**WHAT IS NEEDED:**
Reproduce every entry exactly and leave its pictures out.

---*---

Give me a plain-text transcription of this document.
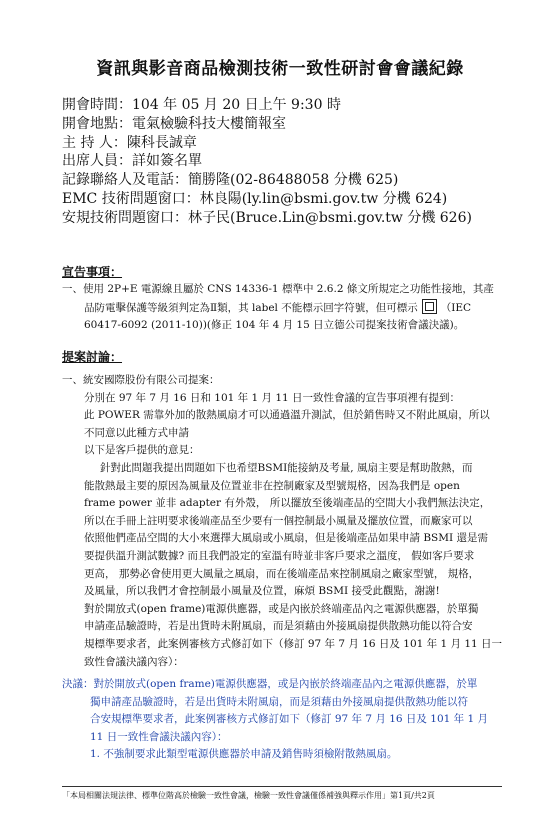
資訊與影音商品檢測技術一致性研討會會議紀錄
開會時間：104 年 05 月 20 日上午 9:30 時
開會地點：電氣檢驗科技大樓簡報室
主 持 人：陳科長誠章
出席人員：詳如簽名單
記錄聯絡人及電話：簡勝隆(02-86488058 分機 625)
EMC 技術問題窗口：林良陽(ly.lin@bsmi.gov.tw 分機 624)
安規技術問題窗口：林子民(Bruce.Lin@bsmi.gov.tw 分機 626)
宣告事項：

一、使用 2P+E 電源線且屬於 CNS 14336-1 標準中 2.6.2 條文所規定之功能性接地，其產

品防電擊保護等級須判定為Ⅱ類，其 label 不能標示回字符號，但可標示 （IEC

60417-6092 (2011-10))(修正 104 年 4 月 15 日立德公司提案技術會議決議)。

提案討論：

一、統安國際股份有限公司提案：

分別在 97 年 7 月 16 日和 101 年 1 月 11 日一致性會議的宣告事項裡有提到：

此 POWER 需靠外加的散熱風扇才可以通過溫升測試，但於銷售時又不附此風扇，所以

不同意以此種方式申請

以下是客戶提供的意見：

針對此問題我提出問題如下也希望BSMI能接納及考量, 風扇主要是幫助散熱，而

能散熱最主要的原因為風量及位置並非在控制廠家及型號規格，因為我們是 open

frame power 並非 adapter 有外殼， 所以擺放至後端產品的空間大小我們無法決定，

所以在手冊上註明要求後端產品至少要有一個控制最小風量及擺放位置，而廠家可以

依照他們產品空間的大小來選擇大風扇或小風扇，但是後端產品如果申請 BSMI 還是需

要提供溫升測試數據? 而且我們設定的室溫有時並非客戶要求之溫度， 假如客戶要求

更高， 那勢必會使用更大風量之風扇，而在後端產品來控制風扇之廠家型號， 規格，

及風量，所以我們才會控制最小風量及位置，麻煩 BSMI 接受此觀點，謝謝!

對於開放式(open frame)電源供應器，或是內嵌於終端產品內之電源供應器，於單獨

申請產品驗證時，若是出貨時未附風扇，而是須藉由外接風扇提供散熱功能以符合安

規標準要求者，此案例審核方式修訂如下（修訂 97 年 7 月 16 日及 101 年 1 月 11 日一

致性會議決議內容）：

決議：對於開放式(open frame)電源供應器，或是內嵌於終端產品內之電源供應器，於單

獨申請產品驗證時，若是出貨時未附風扇，而是須藉由外接風扇提供散熱功能以符

合安規標準要求者，此案例審核方式修訂如下（修訂 97 年 7 月 16 日及 101 年 1 月

11 日一致性會議決議內容）：

1. 不強制要求此類型電源供應器於申請及銷售時須檢附散熱風扇。

「本局相關法規法律、標準位階高於檢驗一致性會議，檢驗一致性會議僅係補強與釋示作用」第1頁/共2頁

---*---

**EXERCISE ANSWER:**
Give me a plain-text transcription of this document.
資訊與影音商品檢測技術一致性研討會會議紀錄
開會時間：104 年 05 月 20 日上午 9:30 時
開會地點：電氣檢驗科技大樓簡報室
主 持 人：陳科長誠章
出席人員：詳如簽名單
記錄聯絡人及電話：簡勝隆(02-86488058 分機 625)
EMC 技術問題窗口：林良陽(ly.lin@bsmi.gov.tw 分機 624)
安規技術問題窗口：林子民(Bruce.Lin@bsmi.gov.tw 分機 626)
宣告事項：

一、使用 2P+E 電源線且屬於 CNS 14336-1 標準中 2.6.2 條文所規定之功能性接地，其產

品防電擊保護等級須判定為Ⅱ類，其 label 不能標示回字符號，但可標示 （IEC

60417-6092 (2011-10))(修正 104 年 4 月 15 日立德公司提案技術會議決議)。

提案討論：

一、統安國際股份有限公司提案：

分別在 97 年 7 月 16 日和 101 年 1 月 11 日一致性會議的宣告事項裡有提到：

此 POWER 需靠外加的散熱風扇才可以通過溫升測試，但於銷售時又不附此風扇，所以

不同意以此種方式申請

以下是客戶提供的意見：

針對此問題我提出問題如下也希望BSMI能接納及考量, 風扇主要是幫助散熱，而

能散熱最主要的原因為風量及位置並非在控制廠家及型號規格，因為我們是 open

frame power 並非 adapter 有外殼， 所以擺放至後端產品的空間大小我們無法決定，

所以在手冊上註明要求後端產品至少要有一個控制最小風量及擺放位置，而廠家可以

依照他們產品空間的大小來選擇大風扇或小風扇，但是後端產品如果申請 BSMI 還是需

要提供溫升測試數據? 而且我們設定的室溫有時並非客戶要求之溫度， 假如客戶要求

更高， 那勢必會使用更大風量之風扇，而在後端產品來控制風扇之廠家型號， 規格，

及風量，所以我們才會控制最小風量及位置，麻煩 BSMI 接受此觀點，謝謝!

對於開放式(open frame)電源供應器，或是內嵌於終端產品內之電源供應器，於單獨

申請產品驗證時，若是出貨時未附風扇，而是須藉由外接風扇提供散熱功能以符合安

規標準要求者，此案例審核方式修訂如下（修訂 97 年 7 月 16 日及 101 年 1 月 11 日一

致性會議決議內容）：

決議：對於開放式(open frame)電源供應器，或是內嵌於終端產品內之電源供應器，於單

獨申請產品驗證時，若是出貨時未附風扇，而是須藉由外接風扇提供散熱功能以符

合安規標準要求者，此案例審核方式修訂如下（修訂 97 年 7 月 16 日及 101 年 1 月

11 日一致性會議決議內容）：

1. 不強制要求此類型電源供應器於申請及銷售時須檢附散熱風扇。

「本局相關法規法律、標準位階高於檢驗一致性會議，檢驗一致性會議僅係補強與釋示作用」第1頁/共2頁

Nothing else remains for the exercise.